◆ What you need to do
Output the records. Match them exactly.

◆ Material provided
* * * *
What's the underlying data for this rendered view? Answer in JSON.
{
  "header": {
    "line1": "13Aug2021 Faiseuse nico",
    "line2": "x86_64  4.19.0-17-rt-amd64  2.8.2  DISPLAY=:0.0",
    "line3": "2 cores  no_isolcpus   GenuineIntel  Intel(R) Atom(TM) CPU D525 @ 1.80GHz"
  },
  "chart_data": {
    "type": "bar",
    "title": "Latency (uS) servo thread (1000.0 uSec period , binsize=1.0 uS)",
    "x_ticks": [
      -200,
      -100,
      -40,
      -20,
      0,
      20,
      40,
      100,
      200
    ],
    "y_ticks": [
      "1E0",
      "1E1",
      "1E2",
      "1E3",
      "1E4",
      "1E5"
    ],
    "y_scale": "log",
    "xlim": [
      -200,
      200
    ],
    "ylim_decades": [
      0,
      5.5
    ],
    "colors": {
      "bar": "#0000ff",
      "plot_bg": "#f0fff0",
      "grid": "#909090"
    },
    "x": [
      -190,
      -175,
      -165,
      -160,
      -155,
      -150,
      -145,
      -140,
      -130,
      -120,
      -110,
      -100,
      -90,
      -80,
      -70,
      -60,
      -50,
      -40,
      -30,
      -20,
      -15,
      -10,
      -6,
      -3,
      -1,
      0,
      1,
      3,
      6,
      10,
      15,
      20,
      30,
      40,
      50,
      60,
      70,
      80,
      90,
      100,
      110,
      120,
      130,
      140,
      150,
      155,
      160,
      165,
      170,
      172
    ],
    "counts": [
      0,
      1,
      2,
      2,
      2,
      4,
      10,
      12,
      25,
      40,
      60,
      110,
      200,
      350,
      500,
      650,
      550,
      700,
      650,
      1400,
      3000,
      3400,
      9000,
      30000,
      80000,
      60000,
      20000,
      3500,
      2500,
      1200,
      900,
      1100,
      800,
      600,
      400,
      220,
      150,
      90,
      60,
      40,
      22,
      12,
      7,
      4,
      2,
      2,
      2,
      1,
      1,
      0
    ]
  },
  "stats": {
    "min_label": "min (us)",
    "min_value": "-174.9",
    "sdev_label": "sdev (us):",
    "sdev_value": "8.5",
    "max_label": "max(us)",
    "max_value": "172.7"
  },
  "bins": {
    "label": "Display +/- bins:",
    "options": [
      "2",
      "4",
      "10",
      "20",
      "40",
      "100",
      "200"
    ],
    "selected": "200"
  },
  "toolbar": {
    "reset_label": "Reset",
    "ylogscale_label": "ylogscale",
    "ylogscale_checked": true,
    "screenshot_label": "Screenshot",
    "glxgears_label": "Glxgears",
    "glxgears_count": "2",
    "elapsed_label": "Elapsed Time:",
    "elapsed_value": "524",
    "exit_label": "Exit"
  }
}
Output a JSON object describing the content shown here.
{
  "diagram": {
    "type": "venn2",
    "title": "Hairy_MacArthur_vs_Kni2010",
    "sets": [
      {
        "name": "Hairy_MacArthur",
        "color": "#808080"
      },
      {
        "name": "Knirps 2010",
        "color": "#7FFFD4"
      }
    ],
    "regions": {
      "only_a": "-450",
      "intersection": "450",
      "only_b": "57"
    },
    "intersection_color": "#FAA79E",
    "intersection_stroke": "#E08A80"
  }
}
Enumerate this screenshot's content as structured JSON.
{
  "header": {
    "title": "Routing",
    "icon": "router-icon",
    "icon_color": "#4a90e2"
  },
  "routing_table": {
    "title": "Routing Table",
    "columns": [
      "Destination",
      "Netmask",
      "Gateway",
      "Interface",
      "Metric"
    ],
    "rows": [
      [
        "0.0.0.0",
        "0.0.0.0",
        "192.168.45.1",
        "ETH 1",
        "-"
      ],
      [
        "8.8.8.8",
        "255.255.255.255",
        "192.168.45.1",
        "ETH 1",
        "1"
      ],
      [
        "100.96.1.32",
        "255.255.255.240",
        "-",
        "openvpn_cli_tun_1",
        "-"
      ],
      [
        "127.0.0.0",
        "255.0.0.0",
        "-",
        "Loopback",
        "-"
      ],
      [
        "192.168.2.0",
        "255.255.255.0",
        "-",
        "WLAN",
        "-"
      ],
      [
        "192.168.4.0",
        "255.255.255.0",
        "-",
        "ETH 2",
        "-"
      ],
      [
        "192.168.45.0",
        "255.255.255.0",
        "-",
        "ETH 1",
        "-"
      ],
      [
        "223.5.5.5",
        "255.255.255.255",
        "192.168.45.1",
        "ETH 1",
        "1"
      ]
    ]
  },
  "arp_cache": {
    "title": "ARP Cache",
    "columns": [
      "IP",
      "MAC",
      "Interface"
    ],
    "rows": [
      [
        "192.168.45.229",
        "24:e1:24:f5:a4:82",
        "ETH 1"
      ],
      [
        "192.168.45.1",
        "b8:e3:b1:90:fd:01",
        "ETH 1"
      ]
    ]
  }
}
* * * *
◆ Exercise result
What's the underlying data for this rendered view? Answer in JSON.
{
  "header": {
    "line1": "13Aug2021 Faiseuse nico",
    "line2": "x86_64  4.19.0-17-rt-amd64  2.8.2  DISPLAY=:0.0",
    "line3": "2 cores  no_isolcpus   GenuineIntel  Intel(R) Atom(TM) CPU D525 @ 1.80GHz"
  },
  "chart_data": {
    "type": "bar",
    "title": "Latency (uS) servo thread (1000.0 uSec period , binsize=1.0 uS)",
    "x_ticks": [
      -200,
      -100,
      -40,
      -20,
      0,
      20,
      40,
      100,
      200
    ],
    "y_ticks": [
      "1E0",
      "1E1",
      "1E2",
      "1E3",
      "1E4",
      "1E5"
    ],
    "y_scale": "log",
    "xlim": [
      -200,
      200
    ],
    "ylim_decades": [
      0,
      5.5
    ],
    "colors": {
      "bar": "#0000ff",
      "plot_bg": "#f0fff0",
      "grid": "#909090"
    },
    "x": [
      -190,
      -175,
      -165,
      -160,
      -155,
      -150,
      -145,
      -140,
      -130,
      -120,
      -110,
      -100,
      -90,
      -80,
      -70,
      -60,
      -50,
      -40,
      -30,
      -20,
      -15,
      -10,
      -6,
      -3,
      -1,
      0,
      1,
      3,
      6,
      10,
      15,
      20,
      30,
      40,
      50,
      60,
      70,
      80,
      90,
      100,
      110,
      120,
      130,
      140,
      150,
      155,
      160,
      165,
      170,
      172
    ],
    "counts": [
      0,
      1,
      2,
      2,
      2,
      4,
      10,
      12,
      25,
      40,
      60,
      110,
      200,
      350,
      500,
      650,
      550,
      700,
      650,
      1400,
      3000,
      3400,
      9000,
      30000,
      80000,
      60000,
      20000,
      3500,
      2500,
      1200,
      900,
      1100,
      800,
      600,
      400,
      220,
      150,
      90,
      60,
      40,
      22,
      12,
      7,
      4,
      2,
      2,
      2,
      1,
      1,
      0
    ]
  },
  "stats": {
    "min_label": "min (us)",
    "min_value": "-174.9",
    "sdev_label": "sdev (us):",
    "sdev_value": "8.5",
    "max_label": "max(us)",
    "max_value": "172.7"
  },
  "bins": {
    "label": "Display +/- bins:",
    "options": [
      "2",
      "4",
      "10",
      "20",
      "40",
      "100",
      "200"
    ],
    "selected": "200"
  },
  "toolbar": {
    "reset_label": "Reset",
    "ylogscale_label": "ylogscale",
    "ylogscale_checked": true,
    "screenshot_label": "Screenshot",
    "glxgears_label": "Glxgears",
    "glxgears_count": "2",
    "elapsed_label": "Elapsed Time:",
    "elapsed_value": "524",
    "exit_label": "Exit"
  }
}
Output a JSON object describing the content shown here.
{
  "diagram": {
    "type": "venn2",
    "title": "Hairy_MacArthur_vs_Kni2010",
    "sets": [
      {
        "name": "Hairy_MacArthur",
        "color": "#808080"
      },
      {
        "name": "Knirps 2010",
        "color": "#7FFFD4"
      }
    ],
    "regions": {
      "only_a": "-450",
      "intersection": "450",
      "only_b": "57"
    },
    "intersection_color": "#FAA79E",
    "intersection_stroke": "#E08A80"
  }
}
Enumerate this screenshot's content as structured JSON.
{
  "header": {
    "title": "Routing",
    "icon": "router-icon",
    "icon_color": "#4a90e2"
  },
  "routing_table": {
    "title": "Routing Table",
    "columns": [
      "Destination",
      "Netmask",
      "Gateway",
      "Interface",
      "Metric"
    ],
    "rows": [
      [
        "0.0.0.0",
        "0.0.0.0",
        "192.168.45.1",
        "ETH 1",
        "-"
      ],
      [
        "8.8.8.8",
        "255.255.255.255",
        "192.168.45.1",
        "ETH 1",
        "1"
      ],
      [
        "100.96.1.32",
        "255.255.255.240",
        "-",
        "openvpn_cli_tun_1",
        "-"
      ],
      [
        "127.0.0.0",
        "255.0.0.0",
        "-",
        "Loopback",
        "-"
      ],
      [
        "192.168.2.0",
        "255.255.255.0",
        "-",
        "WLAN",
        "-"
      ],
      [
        "192.168.4.0",
        "255.255.255.0",
        "-",
        "ETH 2",
        "-"
      ],
      [
        "192.168.45.0",
        "255.255.255.0",
        "-",
        "ETH 1",
        "-"
      ],
      [
        "223.5.5.5",
        "255.255.255.255",
        "192.168.45.1",
        "ETH 1",
        "1"
      ]
    ]
  },
  "arp_cache": {
    "title": "ARP Cache",
    "columns": [
      "IP",
      "MAC",
      "Interface"
    ],
    "rows": [
      [
        "192.168.45.229",
        "24:e1:24:f5:a4:82",
        "ETH 1"
      ],
      [
        "192.168.45.1",
        "b8:e3:b1:90:fd:01",
        "ETH 1"
      ]
    ]
  }
}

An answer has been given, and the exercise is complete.